§ **Short task**: Reproduce the records below exactly, leaving out any pictures.

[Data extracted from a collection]
────────────────────

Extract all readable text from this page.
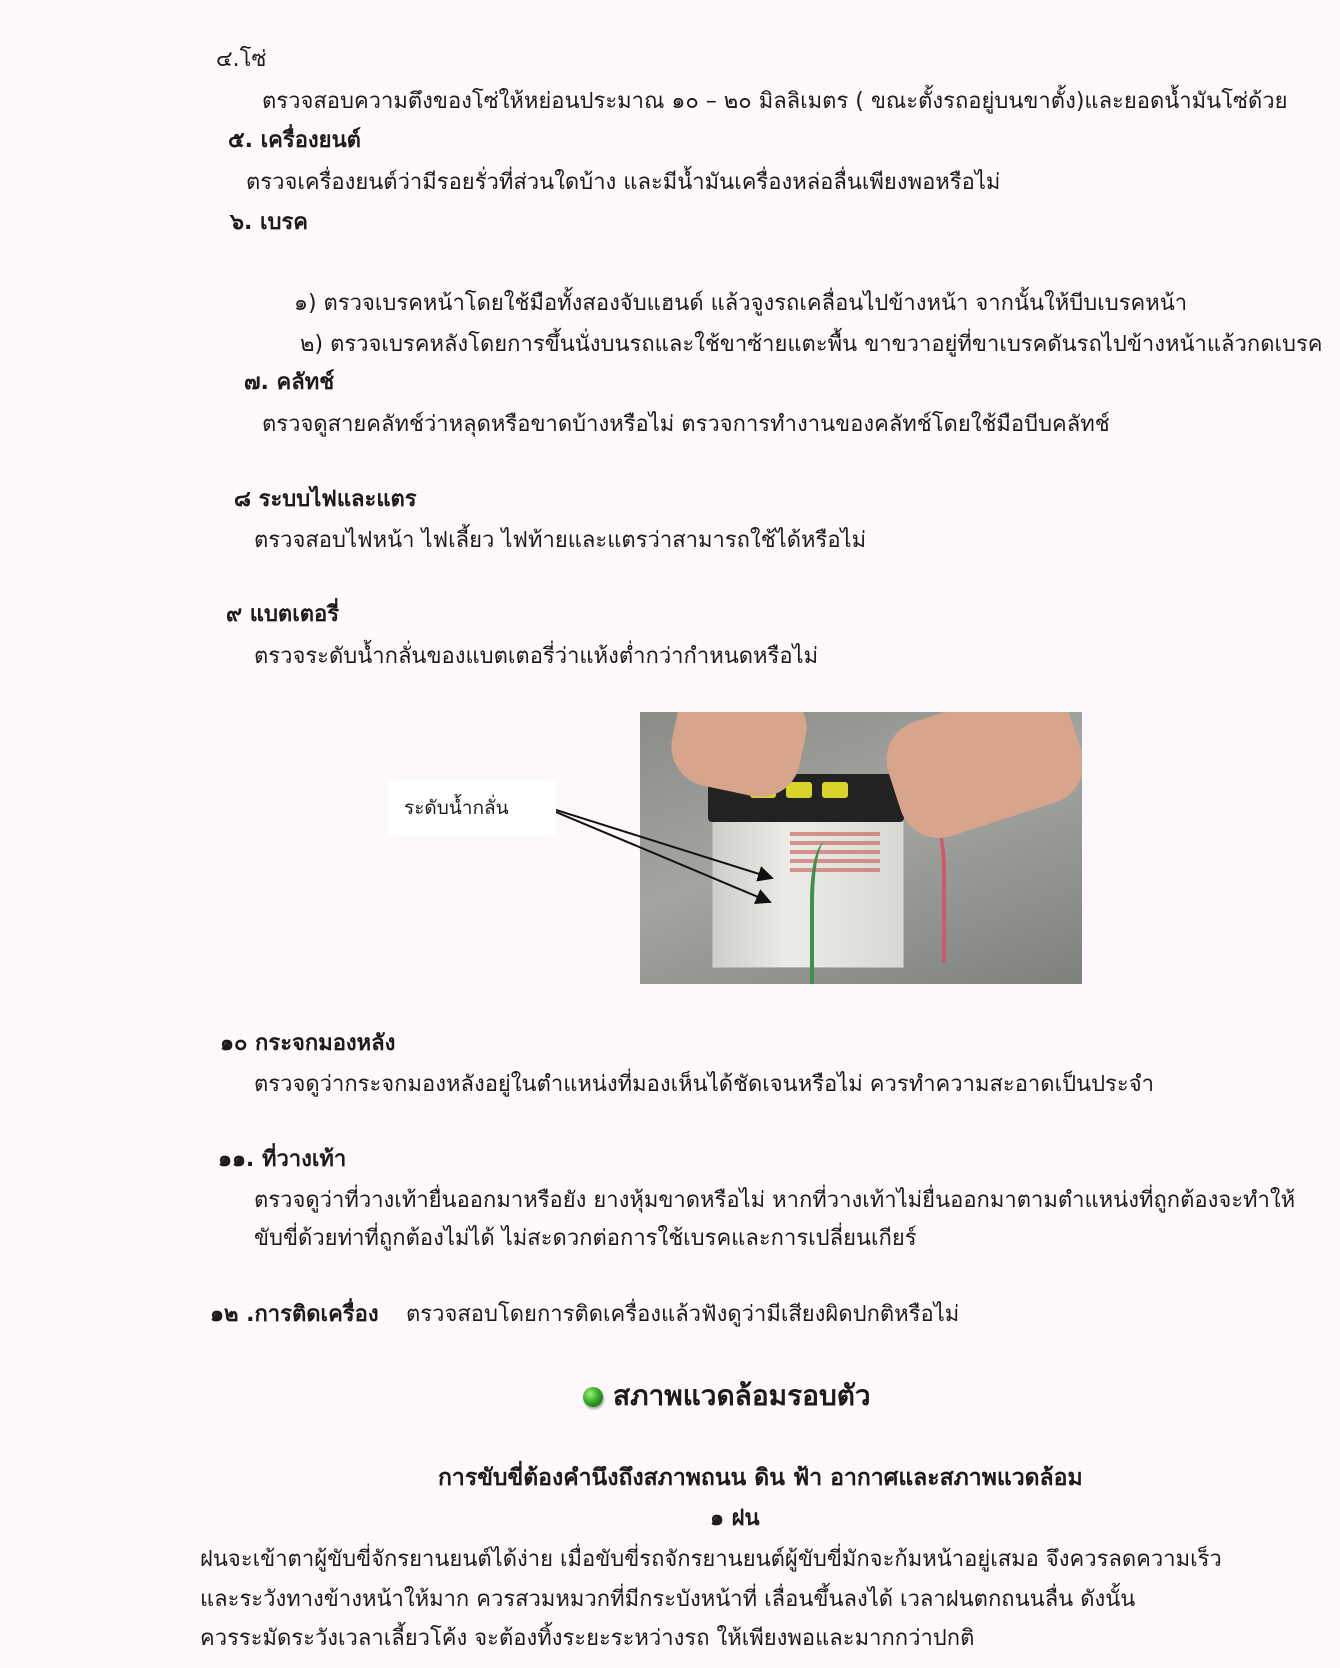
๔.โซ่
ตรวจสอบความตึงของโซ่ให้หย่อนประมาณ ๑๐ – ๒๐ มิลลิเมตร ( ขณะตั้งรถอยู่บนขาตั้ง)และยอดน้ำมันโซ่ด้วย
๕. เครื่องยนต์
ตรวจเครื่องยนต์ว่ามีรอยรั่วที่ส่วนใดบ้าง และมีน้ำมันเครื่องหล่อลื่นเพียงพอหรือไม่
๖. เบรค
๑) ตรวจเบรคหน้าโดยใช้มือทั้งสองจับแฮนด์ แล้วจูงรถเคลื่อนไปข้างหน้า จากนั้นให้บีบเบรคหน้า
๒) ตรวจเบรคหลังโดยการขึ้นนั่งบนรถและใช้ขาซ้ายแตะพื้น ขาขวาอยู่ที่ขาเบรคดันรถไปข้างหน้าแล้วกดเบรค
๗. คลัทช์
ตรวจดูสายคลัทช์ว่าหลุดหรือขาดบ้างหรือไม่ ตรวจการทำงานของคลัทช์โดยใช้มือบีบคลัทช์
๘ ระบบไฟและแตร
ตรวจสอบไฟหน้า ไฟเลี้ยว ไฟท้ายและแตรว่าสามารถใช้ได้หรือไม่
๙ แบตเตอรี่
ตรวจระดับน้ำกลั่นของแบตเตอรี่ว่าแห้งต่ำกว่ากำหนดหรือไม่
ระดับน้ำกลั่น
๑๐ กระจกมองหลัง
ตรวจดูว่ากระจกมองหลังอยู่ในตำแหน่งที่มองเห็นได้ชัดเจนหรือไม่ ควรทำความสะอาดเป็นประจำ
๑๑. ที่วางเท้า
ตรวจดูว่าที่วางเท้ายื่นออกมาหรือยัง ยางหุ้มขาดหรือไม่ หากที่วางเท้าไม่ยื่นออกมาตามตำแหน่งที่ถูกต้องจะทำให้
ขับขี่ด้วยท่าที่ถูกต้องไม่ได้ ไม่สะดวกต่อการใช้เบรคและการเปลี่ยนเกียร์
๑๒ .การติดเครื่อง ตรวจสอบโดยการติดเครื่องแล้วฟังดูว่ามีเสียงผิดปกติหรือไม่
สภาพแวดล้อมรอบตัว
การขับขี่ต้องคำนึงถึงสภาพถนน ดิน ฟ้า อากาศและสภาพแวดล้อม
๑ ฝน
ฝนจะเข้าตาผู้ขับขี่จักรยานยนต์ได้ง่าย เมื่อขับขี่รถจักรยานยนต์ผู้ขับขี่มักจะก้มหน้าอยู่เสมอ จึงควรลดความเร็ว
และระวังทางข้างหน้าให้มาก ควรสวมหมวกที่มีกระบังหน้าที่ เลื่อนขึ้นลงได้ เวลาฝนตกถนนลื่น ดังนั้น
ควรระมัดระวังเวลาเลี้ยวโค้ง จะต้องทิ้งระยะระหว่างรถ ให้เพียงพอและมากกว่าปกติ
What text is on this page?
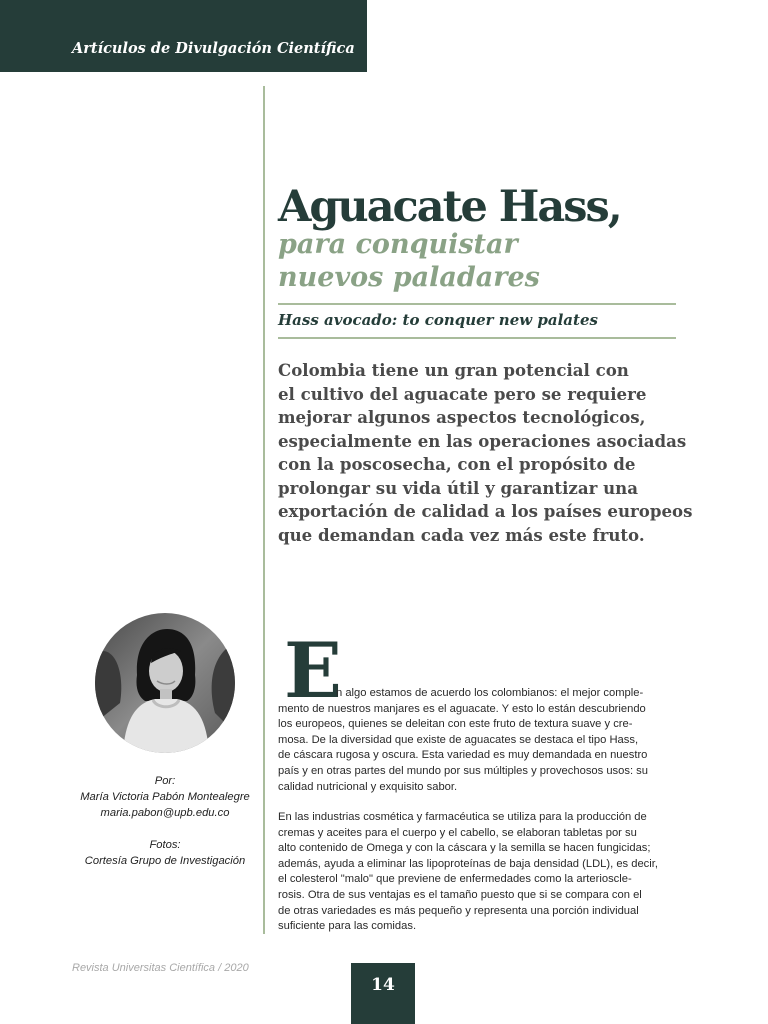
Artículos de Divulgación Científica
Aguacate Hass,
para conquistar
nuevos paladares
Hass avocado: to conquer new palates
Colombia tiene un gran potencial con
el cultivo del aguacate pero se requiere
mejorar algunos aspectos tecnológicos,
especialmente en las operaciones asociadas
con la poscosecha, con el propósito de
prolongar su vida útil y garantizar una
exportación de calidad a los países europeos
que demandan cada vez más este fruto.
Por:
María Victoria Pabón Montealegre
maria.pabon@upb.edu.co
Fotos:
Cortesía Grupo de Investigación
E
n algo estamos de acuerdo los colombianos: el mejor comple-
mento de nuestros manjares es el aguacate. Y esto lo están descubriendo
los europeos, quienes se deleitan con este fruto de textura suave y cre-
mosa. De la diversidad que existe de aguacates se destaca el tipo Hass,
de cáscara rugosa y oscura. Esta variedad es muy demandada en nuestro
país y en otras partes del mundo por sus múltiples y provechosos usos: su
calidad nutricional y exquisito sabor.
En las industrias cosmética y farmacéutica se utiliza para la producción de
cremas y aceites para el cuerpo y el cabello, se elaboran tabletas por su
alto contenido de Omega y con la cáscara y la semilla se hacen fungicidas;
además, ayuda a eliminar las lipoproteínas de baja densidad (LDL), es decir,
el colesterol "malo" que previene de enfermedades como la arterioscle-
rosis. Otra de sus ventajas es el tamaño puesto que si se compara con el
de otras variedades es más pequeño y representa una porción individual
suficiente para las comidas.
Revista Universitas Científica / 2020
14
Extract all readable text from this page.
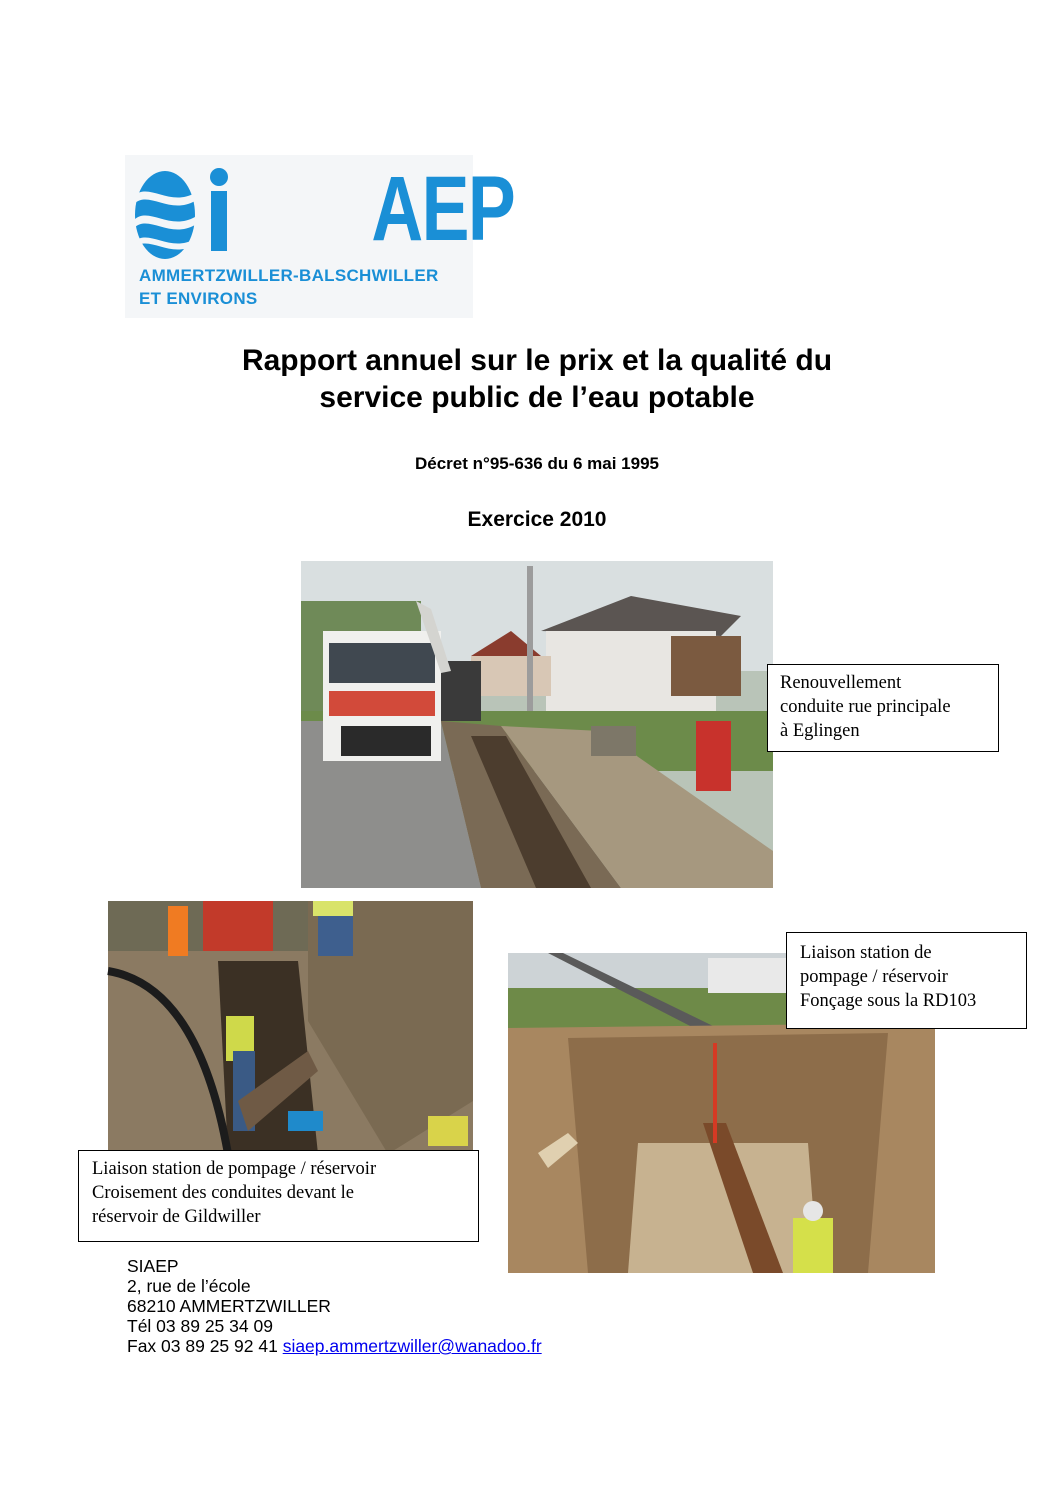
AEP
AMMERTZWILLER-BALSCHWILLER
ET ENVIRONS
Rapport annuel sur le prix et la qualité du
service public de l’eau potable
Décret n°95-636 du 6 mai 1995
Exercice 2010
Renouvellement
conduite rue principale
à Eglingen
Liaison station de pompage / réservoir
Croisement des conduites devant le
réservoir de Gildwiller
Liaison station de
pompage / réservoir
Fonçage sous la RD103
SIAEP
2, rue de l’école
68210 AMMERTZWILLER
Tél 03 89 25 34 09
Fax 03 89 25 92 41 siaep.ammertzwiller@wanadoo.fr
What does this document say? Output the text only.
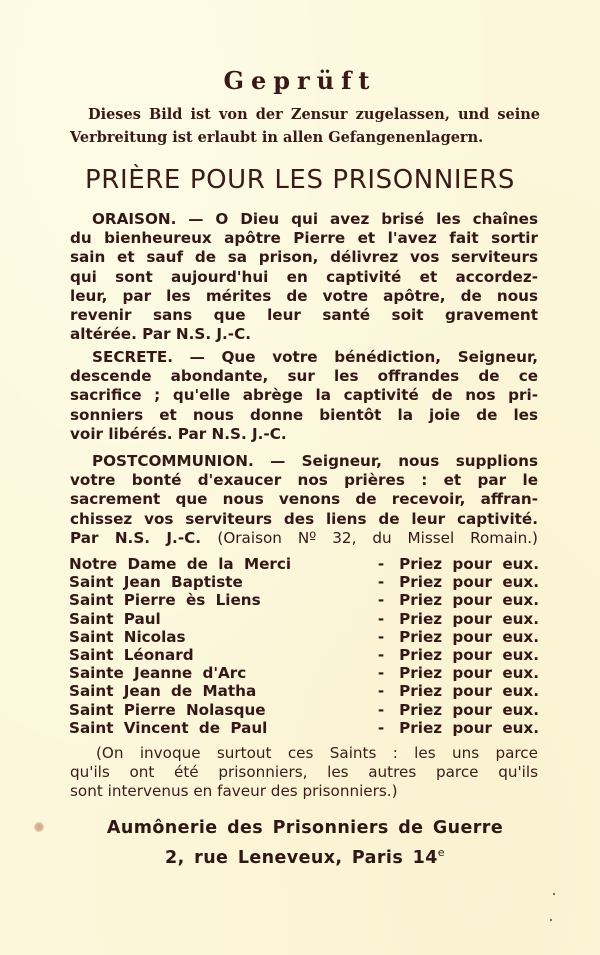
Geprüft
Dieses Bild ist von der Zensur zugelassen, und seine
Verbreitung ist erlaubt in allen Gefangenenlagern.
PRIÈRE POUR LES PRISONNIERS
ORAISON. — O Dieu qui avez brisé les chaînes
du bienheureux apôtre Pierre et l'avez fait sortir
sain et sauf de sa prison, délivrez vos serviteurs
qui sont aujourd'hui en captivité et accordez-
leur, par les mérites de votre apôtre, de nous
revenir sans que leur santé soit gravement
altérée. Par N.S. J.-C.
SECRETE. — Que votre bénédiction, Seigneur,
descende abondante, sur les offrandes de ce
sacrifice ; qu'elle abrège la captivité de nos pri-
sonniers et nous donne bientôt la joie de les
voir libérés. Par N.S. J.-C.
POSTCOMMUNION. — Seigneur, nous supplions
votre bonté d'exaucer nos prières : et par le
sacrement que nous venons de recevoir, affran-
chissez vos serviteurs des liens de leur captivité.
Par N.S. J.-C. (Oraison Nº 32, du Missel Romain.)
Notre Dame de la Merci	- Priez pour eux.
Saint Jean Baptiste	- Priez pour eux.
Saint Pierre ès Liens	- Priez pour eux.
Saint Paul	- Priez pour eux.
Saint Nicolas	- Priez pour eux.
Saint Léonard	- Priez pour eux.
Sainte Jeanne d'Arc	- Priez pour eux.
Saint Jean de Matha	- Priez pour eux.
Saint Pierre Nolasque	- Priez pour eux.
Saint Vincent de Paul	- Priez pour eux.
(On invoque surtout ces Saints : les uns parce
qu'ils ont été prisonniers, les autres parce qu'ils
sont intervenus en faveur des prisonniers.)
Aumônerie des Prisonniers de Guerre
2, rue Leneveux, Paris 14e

────────────────────

§ **Exercise result**:
Extract all readable text from this page.
๔.โซ่
ตรวจสอบความตึงของโซ่ให้หย่อนประมาณ ๑๐ – ๒๐ มิลลิเมตร ( ขณะตั้งรถอยู่บนขาตั้ง)และยอดน้ำมันโซ่ด้วย
๕. เครื่องยนต์
ตรวจเครื่องยนต์ว่ามีรอยรั่วที่ส่วนใดบ้าง และมีน้ำมันเครื่องหล่อลื่นเพียงพอหรือไม่
๖. เบรค
๑) ตรวจเบรคหน้าโดยใช้มือทั้งสองจับแฮนด์ แล้วจูงรถเคลื่อนไปข้างหน้า จากนั้นให้บีบเบรคหน้า
๒) ตรวจเบรคหลังโดยการขึ้นนั่งบนรถและใช้ขาซ้ายแตะพื้น ขาขวาอยู่ที่ขาเบรคดันรถไปข้างหน้าแล้วกดเบรค
๗. คลัทช์
ตรวจดูสายคลัทช์ว่าหลุดหรือขาดบ้างหรือไม่ ตรวจการทำงานของคลัทช์โดยใช้มือบีบคลัทช์
๘ ระบบไฟและแตร
ตรวจสอบไฟหน้า ไฟเลี้ยว ไฟท้ายและแตรว่าสามารถใช้ได้หรือไม่
๙ แบตเตอรี่
ตรวจระดับน้ำกลั่นของแบตเตอรี่ว่าแห้งต่ำกว่ากำหนดหรือไม่
ระดับน้ำกลั่น
๑๐ กระจกมองหลัง
ตรวจดูว่ากระจกมองหลังอยู่ในตำแหน่งที่มองเห็นได้ชัดเจนหรือไม่ ควรทำความสะอาดเป็นประจำ
๑๑. ที่วางเท้า
ตรวจดูว่าที่วางเท้ายื่นออกมาหรือยัง ยางหุ้มขาดหรือไม่ หากที่วางเท้าไม่ยื่นออกมาตามตำแหน่งที่ถูกต้องจะทำให้
ขับขี่ด้วยท่าที่ถูกต้องไม่ได้ ไม่สะดวกต่อการใช้เบรคและการเปลี่ยนเกียร์
๑๒ .การติดเครื่อง ตรวจสอบโดยการติดเครื่องแล้วฟังดูว่ามีเสียงผิดปกติหรือไม่
สภาพแวดล้อมรอบตัว
การขับขี่ต้องคำนึงถึงสภาพถนน ดิน ฟ้า อากาศและสภาพแวดล้อม
๑ ฝน
ฝนจะเข้าตาผู้ขับขี่จักรยานยนต์ได้ง่าย เมื่อขับขี่รถจักรยานยนต์ผู้ขับขี่มักจะก้มหน้าอยู่เสมอ จึงควรลดความเร็ว
และระวังทางข้างหน้าให้มาก ควรสวมหมวกที่มีกระบังหน้าที่ เลื่อนขึ้นลงได้ เวลาฝนตกถนนลื่น ดังนั้น
ควรระมัดระวังเวลาเลี้ยวโค้ง จะต้องทิ้งระยะระหว่างรถ ให้เพียงพอและมากกว่าปกติ
What text is on this page?
Artículos de Divulgación Científica
Aguacate Hass,
para conquistar
nuevos paladares
Hass avocado: to conquer new palates
Colombia tiene un gran potencial con
el cultivo del aguacate pero se requiere
mejorar algunos aspectos tecnológicos,
especialmente en las operaciones asociadas
con la poscosecha, con el propósito de
prolongar su vida útil y garantizar una
exportación de calidad a los países europeos
que demandan cada vez más este fruto.
Por:
María Victoria Pabón Montealegre
maria.pabon@upb.edu.co
Fotos:
Cortesía Grupo de Investigación
E
n algo estamos de acuerdo los colombianos: el mejor comple-
mento de nuestros manjares es el aguacate. Y esto lo están descubriendo
los europeos, quienes se deleitan con este fruto de textura suave y cre-
mosa. De la diversidad que existe de aguacates se destaca el tipo Hass,
de cáscara rugosa y oscura. Esta variedad es muy demandada en nuestro
país y en otras partes del mundo por sus múltiples y provechosos usos: su
calidad nutricional y exquisito sabor.
En las industrias cosmética y farmacéutica se utiliza para la producción de
cremas y aceites para el cuerpo y el cabello, se elaboran tabletas por su
alto contenido de Omega y con la cáscara y la semilla se hacen fungicidas;
además, ayuda a eliminar las lipoproteínas de baja densidad (LDL), es decir,
el colesterol "malo" que previene de enfermedades como la arterioscle-
rosis. Otra de sus ventajas es el tamaño puesto que si se compara con el
de otras variedades es más pequeño y representa una porción individual
suficiente para las comidas.
Revista Universitas Científica / 2020
14
Extract all readable text from this page.
AEP
AMMERTZWILLER-BALSCHWILLER
ET ENVIRONS
Rapport annuel sur le prix et la qualité du
service public de l’eau potable
Décret n°95-636 du 6 mai 1995
Exercice 2010
Renouvellement
conduite rue principale
à Eglingen
Liaison station de pompage / réservoir
Croisement des conduites devant le
réservoir de Gildwiller
Liaison station de
pompage / réservoir
Fonçage sous la RD103
SIAEP
2, rue de l’école
68210 AMMERTZWILLER
Tél 03 89 25 34 09
Fax 03 89 25 92 41 siaep.ammertzwiller@wanadoo.fr
What does this document say? Output the text only.
Geprüft
Dieses Bild ist von der Zensur zugelassen, und seine
Verbreitung ist erlaubt in allen Gefangenenlagern.
PRIÈRE POUR LES PRISONNIERS
ORAISON. — O Dieu qui avez brisé les chaînes
du bienheureux apôtre Pierre et l'avez fait sortir
sain et sauf de sa prison, délivrez vos serviteurs
qui sont aujourd'hui en captivité et accordez-
leur, par les mérites de votre apôtre, de nous
revenir sans que leur santé soit gravement
altérée. Par N.S. J.-C.
SECRETE. — Que votre bénédiction, Seigneur,
descende abondante, sur les offrandes de ce
sacrifice ; qu'elle abrège la captivité de nos pri-
sonniers et nous donne bientôt la joie de les
voir libérés. Par N.S. J.-C.
POSTCOMMUNION. — Seigneur, nous supplions
votre bonté d'exaucer nos prières : et par le
sacrement que nous venons de recevoir, affran-
chissez vos serviteurs des liens de leur captivité.
Par N.S. J.-C. (Oraison Nº 32, du Missel Romain.)
Notre Dame de la Merci	- Priez pour eux.
Saint Jean Baptiste	- Priez pour eux.
Saint Pierre ès Liens	- Priez pour eux.
Saint Paul	- Priez pour eux.
Saint Nicolas	- Priez pour eux.
Saint Léonard	- Priez pour eux.
Sainte Jeanne d'Arc	- Priez pour eux.
Saint Jean de Matha	- Priez pour eux.
Saint Pierre Nolasque	- Priez pour eux.
Saint Vincent de Paul	- Priez pour eux.
(On invoque surtout ces Saints : les uns parce
qu'ils ont été prisonniers, les autres parce qu'ils
sont intervenus en faveur des prisonniers.)
Aumônerie des Prisonniers de Guerre
2, rue Leneveux, Paris 14e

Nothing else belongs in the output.